- INSTRUCTION: Set down the material once more, exactly as it appears.

[Stored data]
━━━━

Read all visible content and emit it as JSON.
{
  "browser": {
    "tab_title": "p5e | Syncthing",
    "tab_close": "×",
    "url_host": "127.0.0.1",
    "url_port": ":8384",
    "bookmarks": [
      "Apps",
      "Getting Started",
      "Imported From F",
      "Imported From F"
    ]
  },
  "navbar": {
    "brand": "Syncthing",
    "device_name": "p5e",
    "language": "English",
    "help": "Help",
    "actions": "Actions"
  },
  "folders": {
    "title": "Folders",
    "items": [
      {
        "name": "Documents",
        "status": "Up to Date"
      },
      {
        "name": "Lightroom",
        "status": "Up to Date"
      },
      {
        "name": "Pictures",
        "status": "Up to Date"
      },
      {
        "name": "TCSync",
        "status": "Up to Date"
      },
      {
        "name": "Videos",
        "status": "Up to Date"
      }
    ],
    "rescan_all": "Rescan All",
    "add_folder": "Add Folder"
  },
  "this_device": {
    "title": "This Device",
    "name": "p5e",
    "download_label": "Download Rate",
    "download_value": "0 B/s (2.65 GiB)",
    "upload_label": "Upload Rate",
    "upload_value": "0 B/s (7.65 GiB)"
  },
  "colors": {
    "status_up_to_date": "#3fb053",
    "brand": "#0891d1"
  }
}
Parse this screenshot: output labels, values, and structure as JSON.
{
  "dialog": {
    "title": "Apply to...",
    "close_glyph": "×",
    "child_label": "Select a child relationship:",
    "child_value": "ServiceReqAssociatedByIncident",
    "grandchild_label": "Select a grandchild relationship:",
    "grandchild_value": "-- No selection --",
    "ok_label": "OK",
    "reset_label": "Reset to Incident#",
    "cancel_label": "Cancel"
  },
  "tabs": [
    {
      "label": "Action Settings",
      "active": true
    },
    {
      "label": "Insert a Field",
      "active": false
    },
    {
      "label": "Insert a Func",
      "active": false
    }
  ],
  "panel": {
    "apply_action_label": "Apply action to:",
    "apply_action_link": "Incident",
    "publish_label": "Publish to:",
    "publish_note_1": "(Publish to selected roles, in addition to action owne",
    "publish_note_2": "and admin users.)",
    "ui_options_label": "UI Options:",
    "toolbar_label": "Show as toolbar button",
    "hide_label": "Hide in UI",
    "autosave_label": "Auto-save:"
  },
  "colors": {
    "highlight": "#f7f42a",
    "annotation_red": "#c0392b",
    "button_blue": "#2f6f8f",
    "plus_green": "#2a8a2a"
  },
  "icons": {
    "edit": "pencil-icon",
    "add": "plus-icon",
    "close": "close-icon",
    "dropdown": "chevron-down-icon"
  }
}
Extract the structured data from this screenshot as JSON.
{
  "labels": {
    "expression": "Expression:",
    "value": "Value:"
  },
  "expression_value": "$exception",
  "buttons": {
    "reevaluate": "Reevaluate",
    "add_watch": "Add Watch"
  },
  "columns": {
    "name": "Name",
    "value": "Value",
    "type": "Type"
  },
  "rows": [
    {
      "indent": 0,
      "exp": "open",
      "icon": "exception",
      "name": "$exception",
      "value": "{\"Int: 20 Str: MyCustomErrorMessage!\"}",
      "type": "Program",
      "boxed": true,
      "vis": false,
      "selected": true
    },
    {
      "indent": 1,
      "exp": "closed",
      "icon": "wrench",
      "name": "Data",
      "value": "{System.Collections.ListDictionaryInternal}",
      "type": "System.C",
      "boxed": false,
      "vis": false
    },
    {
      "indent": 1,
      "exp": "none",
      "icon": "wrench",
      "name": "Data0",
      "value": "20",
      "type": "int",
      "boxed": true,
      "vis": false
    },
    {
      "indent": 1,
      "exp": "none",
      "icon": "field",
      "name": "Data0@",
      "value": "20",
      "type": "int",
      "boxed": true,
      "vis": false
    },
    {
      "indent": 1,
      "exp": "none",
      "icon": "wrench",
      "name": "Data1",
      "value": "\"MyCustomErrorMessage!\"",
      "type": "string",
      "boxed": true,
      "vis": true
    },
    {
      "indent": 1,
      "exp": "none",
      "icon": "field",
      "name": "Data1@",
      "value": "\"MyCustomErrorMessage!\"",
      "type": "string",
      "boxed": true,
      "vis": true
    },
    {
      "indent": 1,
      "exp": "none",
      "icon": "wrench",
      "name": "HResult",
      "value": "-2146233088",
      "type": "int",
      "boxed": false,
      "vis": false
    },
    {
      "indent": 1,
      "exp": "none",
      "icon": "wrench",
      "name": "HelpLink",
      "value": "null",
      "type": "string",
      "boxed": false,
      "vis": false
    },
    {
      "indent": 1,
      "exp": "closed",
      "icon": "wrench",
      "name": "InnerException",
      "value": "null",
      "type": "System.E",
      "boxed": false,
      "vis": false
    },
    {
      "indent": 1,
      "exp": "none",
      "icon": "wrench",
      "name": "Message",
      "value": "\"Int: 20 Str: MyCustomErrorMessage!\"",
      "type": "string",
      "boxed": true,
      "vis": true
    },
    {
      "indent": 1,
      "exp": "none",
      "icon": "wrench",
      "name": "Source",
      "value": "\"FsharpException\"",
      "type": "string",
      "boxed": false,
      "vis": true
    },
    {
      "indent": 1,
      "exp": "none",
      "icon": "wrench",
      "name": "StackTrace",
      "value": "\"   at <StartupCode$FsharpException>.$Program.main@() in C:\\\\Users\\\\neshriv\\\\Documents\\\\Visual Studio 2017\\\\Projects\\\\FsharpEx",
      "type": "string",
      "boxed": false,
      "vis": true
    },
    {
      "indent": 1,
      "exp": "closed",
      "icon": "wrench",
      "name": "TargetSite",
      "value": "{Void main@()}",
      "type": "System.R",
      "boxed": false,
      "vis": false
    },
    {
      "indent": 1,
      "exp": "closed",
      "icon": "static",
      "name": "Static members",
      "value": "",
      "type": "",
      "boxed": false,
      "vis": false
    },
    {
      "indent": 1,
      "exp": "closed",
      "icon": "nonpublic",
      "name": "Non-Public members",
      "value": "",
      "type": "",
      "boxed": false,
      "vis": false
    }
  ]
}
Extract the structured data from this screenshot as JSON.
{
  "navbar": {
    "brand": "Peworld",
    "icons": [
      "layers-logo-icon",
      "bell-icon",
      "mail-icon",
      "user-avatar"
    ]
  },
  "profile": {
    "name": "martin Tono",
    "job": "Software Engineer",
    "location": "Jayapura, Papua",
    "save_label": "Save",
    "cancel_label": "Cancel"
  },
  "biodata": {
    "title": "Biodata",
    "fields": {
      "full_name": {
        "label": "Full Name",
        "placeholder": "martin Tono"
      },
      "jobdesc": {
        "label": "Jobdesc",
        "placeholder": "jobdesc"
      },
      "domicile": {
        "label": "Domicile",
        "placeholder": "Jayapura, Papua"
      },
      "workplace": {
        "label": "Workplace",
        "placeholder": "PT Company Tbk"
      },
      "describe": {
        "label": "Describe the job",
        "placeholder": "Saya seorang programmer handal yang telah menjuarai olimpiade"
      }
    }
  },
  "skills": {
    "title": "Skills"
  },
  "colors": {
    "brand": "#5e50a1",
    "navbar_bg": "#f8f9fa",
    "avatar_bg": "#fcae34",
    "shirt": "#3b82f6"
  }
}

━━━━

- THE RESPONSE:
Read all visible content and emit it as JSON.
{
  "browser": {
    "tab_title": "p5e | Syncthing",
    "tab_close": "×",
    "url_host": "127.0.0.1",
    "url_port": ":8384",
    "bookmarks": [
      "Apps",
      "Getting Started",
      "Imported From F",
      "Imported From F"
    ]
  },
  "navbar": {
    "brand": "Syncthing",
    "device_name": "p5e",
    "language": "English",
    "help": "Help",
    "actions": "Actions"
  },
  "folders": {
    "title": "Folders",
    "items": [
      {
        "name": "Documents",
        "status": "Up to Date"
      },
      {
        "name": "Lightroom",
        "status": "Up to Date"
      },
      {
        "name": "Pictures",
        "status": "Up to Date"
      },
      {
        "name": "TCSync",
        "status": "Up to Date"
      },
      {
        "name": "Videos",
        "status": "Up to Date"
      }
    ],
    "rescan_all": "Rescan All",
    "add_folder": "Add Folder"
  },
  "this_device": {
    "title": "This Device",
    "name": "p5e",
    "download_label": "Download Rate",
    "download_value": "0 B/s (2.65 GiB)",
    "upload_label": "Upload Rate",
    "upload_value": "0 B/s (7.65 GiB)"
  },
  "colors": {
    "status_up_to_date": "#3fb053",
    "brand": "#0891d1"
  }
}
Parse this screenshot: output labels, values, and structure as JSON.
{
  "dialog": {
    "title": "Apply to...",
    "close_glyph": "×",
    "child_label": "Select a child relationship:",
    "child_value": "ServiceReqAssociatedByIncident",
    "grandchild_label": "Select a grandchild relationship:",
    "grandchild_value": "-- No selection --",
    "ok_label": "OK",
    "reset_label": "Reset to Incident#",
    "cancel_label": "Cancel"
  },
  "tabs": [
    {
      "label": "Action Settings",
      "active": true
    },
    {
      "label": "Insert a Field",
      "active": false
    },
    {
      "label": "Insert a Func",
      "active": false
    }
  ],
  "panel": {
    "apply_action_label": "Apply action to:",
    "apply_action_link": "Incident",
    "publish_label": "Publish to:",
    "publish_note_1": "(Publish to selected roles, in addition to action owne",
    "publish_note_2": "and admin users.)",
    "ui_options_label": "UI Options:",
    "toolbar_label": "Show as toolbar button",
    "hide_label": "Hide in UI",
    "autosave_label": "Auto-save:"
  },
  "colors": {
    "highlight": "#f7f42a",
    "annotation_red": "#c0392b",
    "button_blue": "#2f6f8f",
    "plus_green": "#2a8a2a"
  },
  "icons": {
    "edit": "pencil-icon",
    "add": "plus-icon",
    "close": "close-icon",
    "dropdown": "chevron-down-icon"
  }
}
Extract the structured data from this screenshot as JSON.
{
  "labels": {
    "expression": "Expression:",
    "value": "Value:"
  },
  "expression_value": "$exception",
  "buttons": {
    "reevaluate": "Reevaluate",
    "add_watch": "Add Watch"
  },
  "columns": {
    "name": "Name",
    "value": "Value",
    "type": "Type"
  },
  "rows": [
    {
      "indent": 0,
      "exp": "open",
      "icon": "exception",
      "name": "$exception",
      "value": "{\"Int: 20 Str: MyCustomErrorMessage!\"}",
      "type": "Program",
      "boxed": true,
      "vis": false,
      "selected": true
    },
    {
      "indent": 1,
      "exp": "closed",
      "icon": "wrench",
      "name": "Data",
      "value": "{System.Collections.ListDictionaryInternal}",
      "type": "System.C",
      "boxed": false,
      "vis": false
    },
    {
      "indent": 1,
      "exp": "none",
      "icon": "wrench",
      "name": "Data0",
      "value": "20",
      "type": "int",
      "boxed": true,
      "vis": false
    },
    {
      "indent": 1,
      "exp": "none",
      "icon": "field",
      "name": "Data0@",
      "value": "20",
      "type": "int",
      "boxed": true,
      "vis": false
    },
    {
      "indent": 1,
      "exp": "none",
      "icon": "wrench",
      "name": "Data1",
      "value": "\"MyCustomErrorMessage!\"",
      "type": "string",
      "boxed": true,
      "vis": true
    },
    {
      "indent": 1,
      "exp": "none",
      "icon": "field",
      "name": "Data1@",
      "value": "\"MyCustomErrorMessage!\"",
      "type": "string",
      "boxed": true,
      "vis": true
    },
    {
      "indent": 1,
      "exp": "none",
      "icon": "wrench",
      "name": "HResult",
      "value": "-2146233088",
      "type": "int",
      "boxed": false,
      "vis": false
    },
    {
      "indent": 1,
      "exp": "none",
      "icon": "wrench",
      "name": "HelpLink",
      "value": "null",
      "type": "string",
      "boxed": false,
      "vis": false
    },
    {
      "indent": 1,
      "exp": "closed",
      "icon": "wrench",
      "name": "InnerException",
      "value": "null",
      "type": "System.E",
      "boxed": false,
      "vis": false
    },
    {
      "indent": 1,
      "exp": "none",
      "icon": "wrench",
      "name": "Message",
      "value": "\"Int: 20 Str: MyCustomErrorMessage!\"",
      "type": "string",
      "boxed": true,
      "vis": true
    },
    {
      "indent": 1,
      "exp": "none",
      "icon": "wrench",
      "name": "Source",
      "value": "\"FsharpException\"",
      "type": "string",
      "boxed": false,
      "vis": true
    },
    {
      "indent": 1,
      "exp": "none",
      "icon": "wrench",
      "name": "StackTrace",
      "value": "\"   at <StartupCode$FsharpException>.$Program.main@() in C:\\\\Users\\\\neshriv\\\\Documents\\\\Visual Studio 2017\\\\Projects\\\\FsharpEx",
      "type": "string",
      "boxed": false,
      "vis": true
    },
    {
      "indent": 1,
      "exp": "closed",
      "icon": "wrench",
      "name": "TargetSite",
      "value": "{Void main@()}",
      "type": "System.R",
      "boxed": false,
      "vis": false
    },
    {
      "indent": 1,
      "exp": "closed",
      "icon": "static",
      "name": "Static members",
      "value": "",
      "type": "",
      "boxed": false,
      "vis": false
    },
    {
      "indent": 1,
      "exp": "closed",
      "icon": "nonpublic",
      "name": "Non-Public members",
      "value": "",
      "type": "",
      "boxed": false,
      "vis": false
    }
  ]
}
Extract the structured data from this screenshot as JSON.
{
  "navbar": {
    "brand": "Peworld",
    "icons": [
      "layers-logo-icon",
      "bell-icon",
      "mail-icon",
      "user-avatar"
    ]
  },
  "profile": {
    "name": "martin Tono",
    "job": "Software Engineer",
    "location": "Jayapura, Papua",
    "save_label": "Save",
    "cancel_label": "Cancel"
  },
  "biodata": {
    "title": "Biodata",
    "fields": {
      "full_name": {
        "label": "Full Name",
        "placeholder": "martin Tono"
      },
      "jobdesc": {
        "label": "Jobdesc",
        "placeholder": "jobdesc"
      },
      "domicile": {
        "label": "Domicile",
        "placeholder": "Jayapura, Papua"
      },
      "workplace": {
        "label": "Workplace",
        "placeholder": "PT Company Tbk"
      },
      "describe": {
        "label": "Describe the job",
        "placeholder": "Saya seorang programmer handal yang telah menjuarai olimpiade"
      }
    }
  },
  "skills": {
    "title": "Skills"
  },
  "colors": {
    "brand": "#5e50a1",
    "navbar_bg": "#f8f9fa",
    "avatar_bg": "#fcae34",
    "shirt": "#3b82f6"
  }
}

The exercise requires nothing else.